Select all lines with the string "this" in them, and copy those lines.
-------- THE DATA
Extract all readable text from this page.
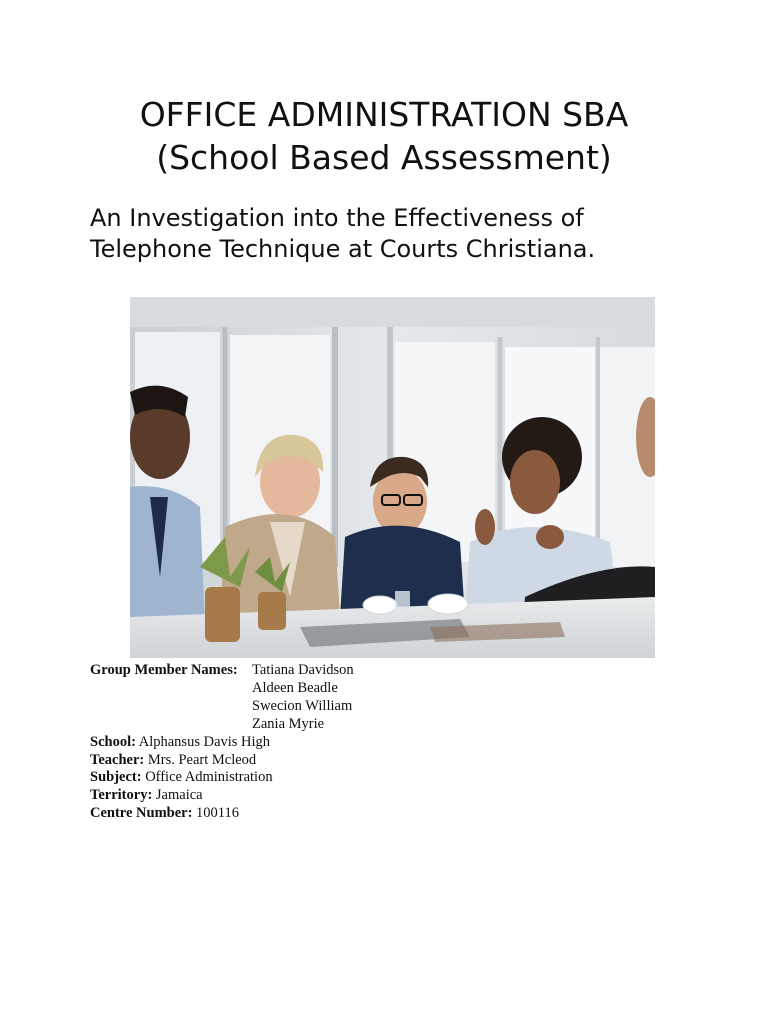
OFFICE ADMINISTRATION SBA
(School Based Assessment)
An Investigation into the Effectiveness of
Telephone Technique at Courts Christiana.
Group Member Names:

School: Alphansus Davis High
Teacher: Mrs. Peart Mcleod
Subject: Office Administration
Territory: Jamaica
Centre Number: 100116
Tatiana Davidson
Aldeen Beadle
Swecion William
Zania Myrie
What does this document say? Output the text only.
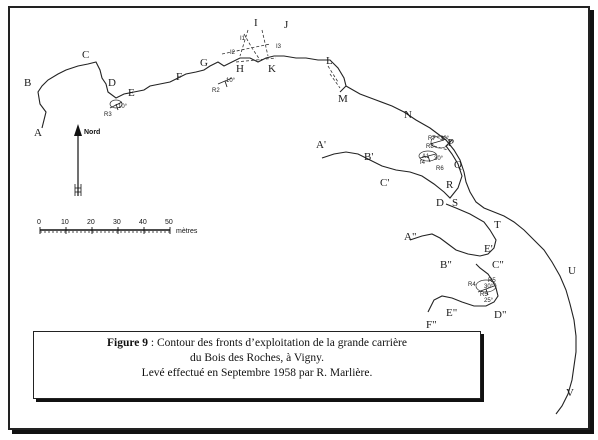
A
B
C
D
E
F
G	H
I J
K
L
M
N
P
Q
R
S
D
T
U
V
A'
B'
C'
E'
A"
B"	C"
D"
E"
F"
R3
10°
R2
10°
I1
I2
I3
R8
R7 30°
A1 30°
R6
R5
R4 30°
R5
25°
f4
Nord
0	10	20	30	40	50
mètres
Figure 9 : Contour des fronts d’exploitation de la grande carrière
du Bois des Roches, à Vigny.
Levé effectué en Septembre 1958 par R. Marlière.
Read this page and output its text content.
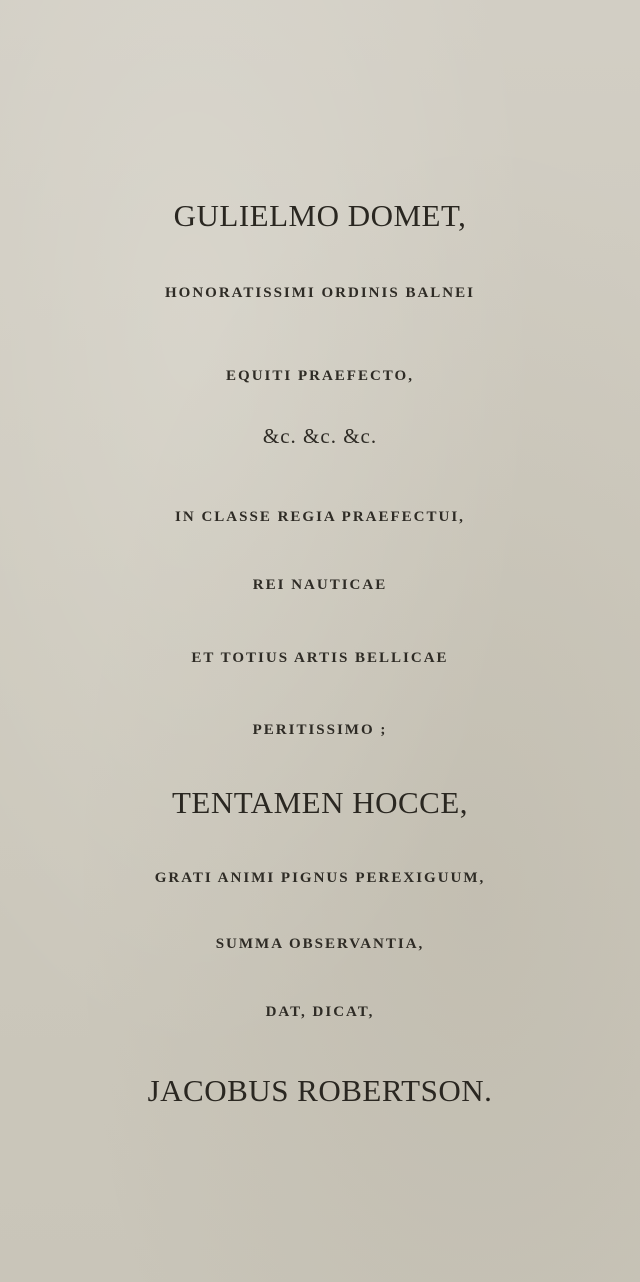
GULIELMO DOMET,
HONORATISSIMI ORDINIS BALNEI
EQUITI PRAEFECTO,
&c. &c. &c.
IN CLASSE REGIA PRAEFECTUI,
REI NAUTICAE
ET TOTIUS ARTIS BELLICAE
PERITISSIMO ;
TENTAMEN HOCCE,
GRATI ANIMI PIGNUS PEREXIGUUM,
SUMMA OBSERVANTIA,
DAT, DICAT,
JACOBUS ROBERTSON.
----------------
-------- THE DATA
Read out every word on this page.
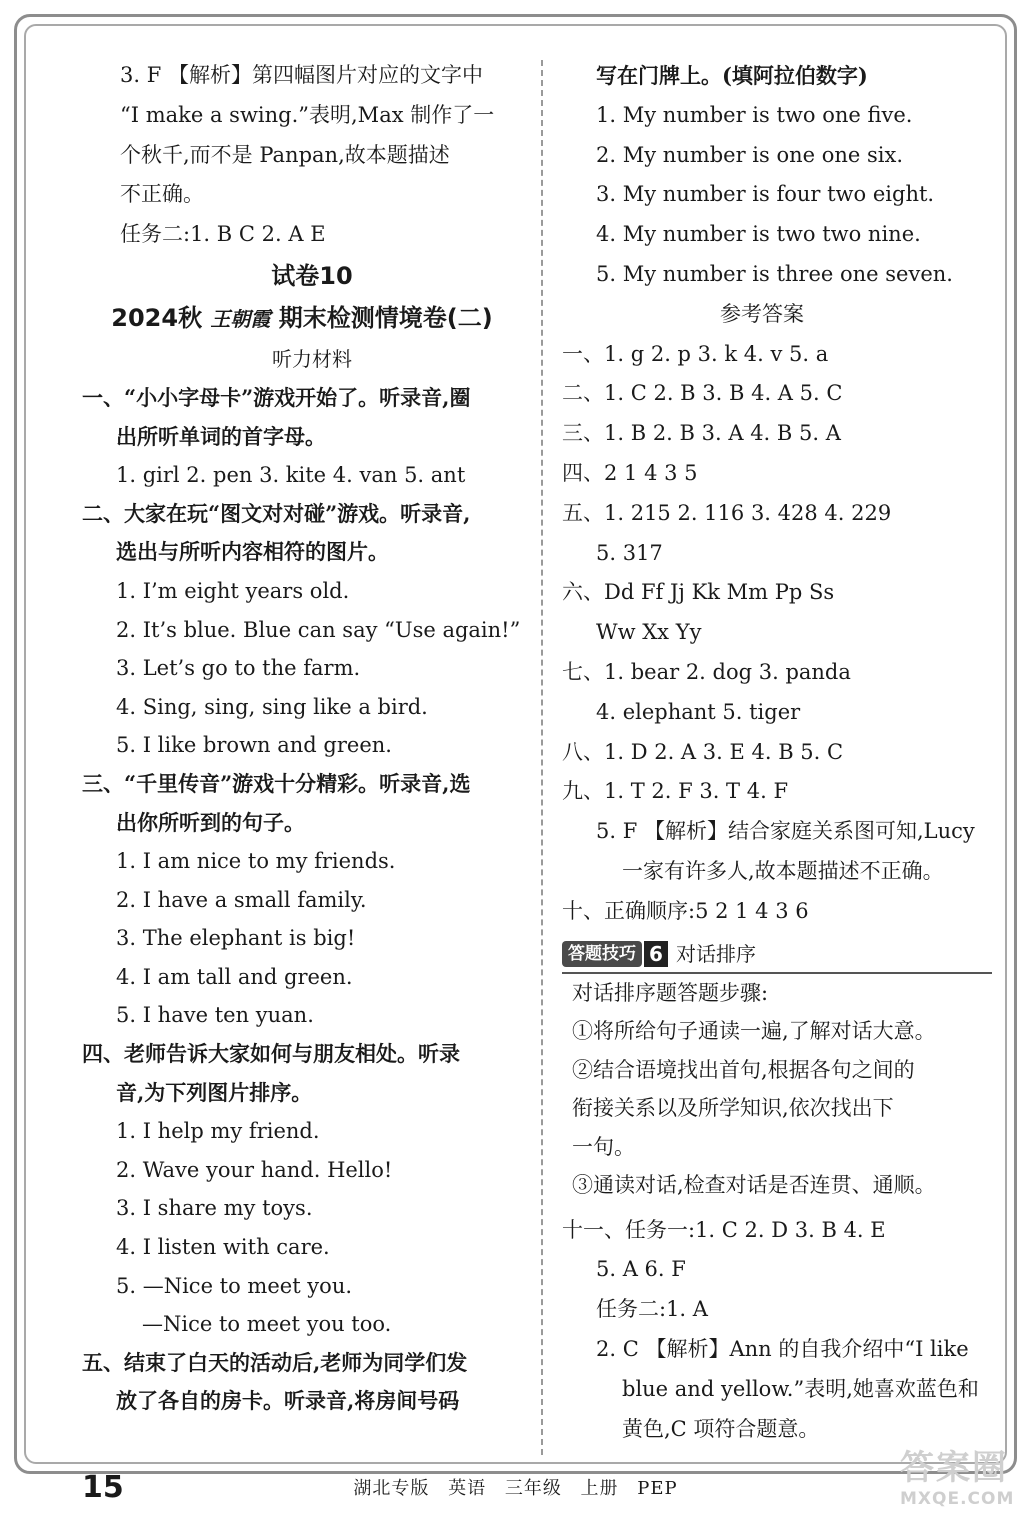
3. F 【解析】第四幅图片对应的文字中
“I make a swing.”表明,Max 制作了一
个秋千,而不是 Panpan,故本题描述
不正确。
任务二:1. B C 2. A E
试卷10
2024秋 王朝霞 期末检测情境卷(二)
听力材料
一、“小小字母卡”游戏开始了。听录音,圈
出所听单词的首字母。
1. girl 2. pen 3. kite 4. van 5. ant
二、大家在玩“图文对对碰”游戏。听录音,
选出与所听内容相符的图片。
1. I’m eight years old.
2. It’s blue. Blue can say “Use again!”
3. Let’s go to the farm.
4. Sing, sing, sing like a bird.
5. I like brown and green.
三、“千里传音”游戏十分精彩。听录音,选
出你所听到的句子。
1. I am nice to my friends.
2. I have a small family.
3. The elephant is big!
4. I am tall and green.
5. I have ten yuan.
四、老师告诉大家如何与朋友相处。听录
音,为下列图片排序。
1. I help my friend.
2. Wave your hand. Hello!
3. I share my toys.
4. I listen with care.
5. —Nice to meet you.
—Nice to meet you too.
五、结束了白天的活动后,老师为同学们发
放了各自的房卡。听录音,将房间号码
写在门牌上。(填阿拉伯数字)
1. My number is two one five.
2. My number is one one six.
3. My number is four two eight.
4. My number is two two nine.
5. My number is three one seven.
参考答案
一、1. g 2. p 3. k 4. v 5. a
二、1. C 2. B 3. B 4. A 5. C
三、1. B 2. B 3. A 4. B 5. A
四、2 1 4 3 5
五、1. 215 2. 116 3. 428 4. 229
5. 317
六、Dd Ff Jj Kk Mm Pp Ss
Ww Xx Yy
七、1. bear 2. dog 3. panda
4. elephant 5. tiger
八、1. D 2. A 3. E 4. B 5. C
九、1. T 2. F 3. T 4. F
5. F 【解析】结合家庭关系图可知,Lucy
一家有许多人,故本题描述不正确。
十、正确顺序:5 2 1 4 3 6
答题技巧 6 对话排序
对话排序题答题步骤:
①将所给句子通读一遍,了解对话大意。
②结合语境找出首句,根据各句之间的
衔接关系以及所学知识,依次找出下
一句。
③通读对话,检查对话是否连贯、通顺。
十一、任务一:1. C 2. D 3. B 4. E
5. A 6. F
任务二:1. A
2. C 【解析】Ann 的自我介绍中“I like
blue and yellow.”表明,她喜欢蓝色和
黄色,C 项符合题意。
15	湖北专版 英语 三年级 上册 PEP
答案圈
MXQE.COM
----------------
**EXERCISE RESULT:**
Extract all readable text from this page.
What does this document say? Output the text only.
Read this page and output its text content.
Read out every word on this page.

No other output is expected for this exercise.